TASK DETAILS: The records below should be written out again, exactly.

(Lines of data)
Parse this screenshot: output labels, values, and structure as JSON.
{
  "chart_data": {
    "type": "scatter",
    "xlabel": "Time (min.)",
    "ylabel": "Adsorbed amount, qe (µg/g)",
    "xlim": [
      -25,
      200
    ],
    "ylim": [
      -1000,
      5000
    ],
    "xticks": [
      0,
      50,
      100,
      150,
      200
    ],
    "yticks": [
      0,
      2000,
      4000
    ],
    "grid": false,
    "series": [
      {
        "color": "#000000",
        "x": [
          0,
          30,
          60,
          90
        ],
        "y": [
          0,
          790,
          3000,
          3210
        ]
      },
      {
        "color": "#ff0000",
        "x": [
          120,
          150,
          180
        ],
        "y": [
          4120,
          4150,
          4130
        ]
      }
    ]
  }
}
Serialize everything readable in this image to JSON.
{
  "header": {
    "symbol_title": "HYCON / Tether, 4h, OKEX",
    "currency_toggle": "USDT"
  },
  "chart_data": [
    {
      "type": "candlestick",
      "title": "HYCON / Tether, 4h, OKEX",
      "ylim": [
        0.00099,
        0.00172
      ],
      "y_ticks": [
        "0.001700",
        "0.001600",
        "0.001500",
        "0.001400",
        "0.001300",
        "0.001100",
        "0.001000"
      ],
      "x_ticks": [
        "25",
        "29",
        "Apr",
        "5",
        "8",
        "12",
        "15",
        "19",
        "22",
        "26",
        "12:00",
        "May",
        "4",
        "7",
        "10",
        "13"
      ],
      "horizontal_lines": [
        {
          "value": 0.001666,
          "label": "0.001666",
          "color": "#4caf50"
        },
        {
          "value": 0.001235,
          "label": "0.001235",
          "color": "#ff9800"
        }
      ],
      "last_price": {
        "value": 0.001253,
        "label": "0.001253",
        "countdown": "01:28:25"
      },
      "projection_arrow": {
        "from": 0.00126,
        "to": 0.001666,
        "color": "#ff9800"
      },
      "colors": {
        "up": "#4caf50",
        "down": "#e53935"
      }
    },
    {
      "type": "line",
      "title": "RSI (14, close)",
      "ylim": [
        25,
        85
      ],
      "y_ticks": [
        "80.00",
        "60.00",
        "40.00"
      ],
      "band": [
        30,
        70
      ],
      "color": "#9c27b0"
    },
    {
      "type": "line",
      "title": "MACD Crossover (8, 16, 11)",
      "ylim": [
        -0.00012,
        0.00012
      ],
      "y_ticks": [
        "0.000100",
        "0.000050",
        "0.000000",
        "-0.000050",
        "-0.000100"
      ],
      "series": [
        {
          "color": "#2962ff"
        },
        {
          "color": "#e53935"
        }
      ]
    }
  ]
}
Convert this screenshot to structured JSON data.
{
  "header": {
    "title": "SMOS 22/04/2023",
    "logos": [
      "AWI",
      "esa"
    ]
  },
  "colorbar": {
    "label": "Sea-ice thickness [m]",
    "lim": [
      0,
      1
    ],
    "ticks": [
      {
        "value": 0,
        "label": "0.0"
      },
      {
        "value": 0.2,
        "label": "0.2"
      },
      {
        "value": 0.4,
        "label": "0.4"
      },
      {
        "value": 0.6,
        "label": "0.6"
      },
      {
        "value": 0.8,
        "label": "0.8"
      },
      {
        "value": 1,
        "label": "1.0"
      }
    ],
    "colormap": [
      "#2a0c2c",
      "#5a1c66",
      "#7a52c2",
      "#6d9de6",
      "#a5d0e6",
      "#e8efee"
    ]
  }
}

SOLUTION FOR THIS PROBLEM:
Parse this screenshot: output labels, values, and structure as JSON.
{
  "chart_data": {
    "type": "scatter",
    "xlabel": "Time (min.)",
    "ylabel": "Adsorbed amount, qe (µg/g)",
    "xlim": [
      -25,
      200
    ],
    "ylim": [
      -1000,
      5000
    ],
    "xticks": [
      0,
      50,
      100,
      150,
      200
    ],
    "yticks": [
      0,
      2000,
      4000
    ],
    "grid": false,
    "series": [
      {
        "color": "#000000",
        "x": [
          0,
          30,
          60,
          90
        ],
        "y": [
          0,
          790,
          3000,
          3210
        ]
      },
      {
        "color": "#ff0000",
        "x": [
          120,
          150,
          180
        ],
        "y": [
          4120,
          4150,
          4130
        ]
      }
    ]
  }
}
Serialize everything readable in this image to JSON.
{
  "header": {
    "symbol_title": "HYCON / Tether, 4h, OKEX",
    "currency_toggle": "USDT"
  },
  "chart_data": [
    {
      "type": "candlestick",
      "title": "HYCON / Tether, 4h, OKEX",
      "ylim": [
        0.00099,
        0.00172
      ],
      "y_ticks": [
        "0.001700",
        "0.001600",
        "0.001500",
        "0.001400",
        "0.001300",
        "0.001100",
        "0.001000"
      ],
      "x_ticks": [
        "25",
        "29",
        "Apr",
        "5",
        "8",
        "12",
        "15",
        "19",
        "22",
        "26",
        "12:00",
        "May",
        "4",
        "7",
        "10",
        "13"
      ],
      "horizontal_lines": [
        {
          "value": 0.001666,
          "label": "0.001666",
          "color": "#4caf50"
        },
        {
          "value": 0.001235,
          "label": "0.001235",
          "color": "#ff9800"
        }
      ],
      "last_price": {
        "value": 0.001253,
        "label": "0.001253",
        "countdown": "01:28:25"
      },
      "projection_arrow": {
        "from": 0.00126,
        "to": 0.001666,
        "color": "#ff9800"
      },
      "colors": {
        "up": "#4caf50",
        "down": "#e53935"
      }
    },
    {
      "type": "line",
      "title": "RSI (14, close)",
      "ylim": [
        25,
        85
      ],
      "y_ticks": [
        "80.00",
        "60.00",
        "40.00"
      ],
      "band": [
        30,
        70
      ],
      "color": "#9c27b0"
    },
    {
      "type": "line",
      "title": "MACD Crossover (8, 16, 11)",
      "ylim": [
        -0.00012,
        0.00012
      ],
      "y_ticks": [
        "0.000100",
        "0.000050",
        "0.000000",
        "-0.000050",
        "-0.000100"
      ],
      "series": [
        {
          "color": "#2962ff"
        },
        {
          "color": "#e53935"
        }
      ]
    }
  ]
}
Convert this screenshot to structured JSON data.
{
  "header": {
    "title": "SMOS 22/04/2023",
    "logos": [
      "AWI",
      "esa"
    ]
  },
  "colorbar": {
    "label": "Sea-ice thickness [m]",
    "lim": [
      0,
      1
    ],
    "ticks": [
      {
        "value": 0,
        "label": "0.0"
      },
      {
        "value": 0.2,
        "label": "0.2"
      },
      {
        "value": 0.4,
        "label": "0.4"
      },
      {
        "value": 0.6,
        "label": "0.6"
      },
      {
        "value": 0.8,
        "label": "0.8"
      },
      {
        "value": 1,
        "label": "1.0"
      }
    ],
    "colormap": [
      "#2a0c2c",
      "#5a1c66",
      "#7a52c2",
      "#6d9de6",
      "#a5d0e6",
      "#e8efee"
    ]
  }
}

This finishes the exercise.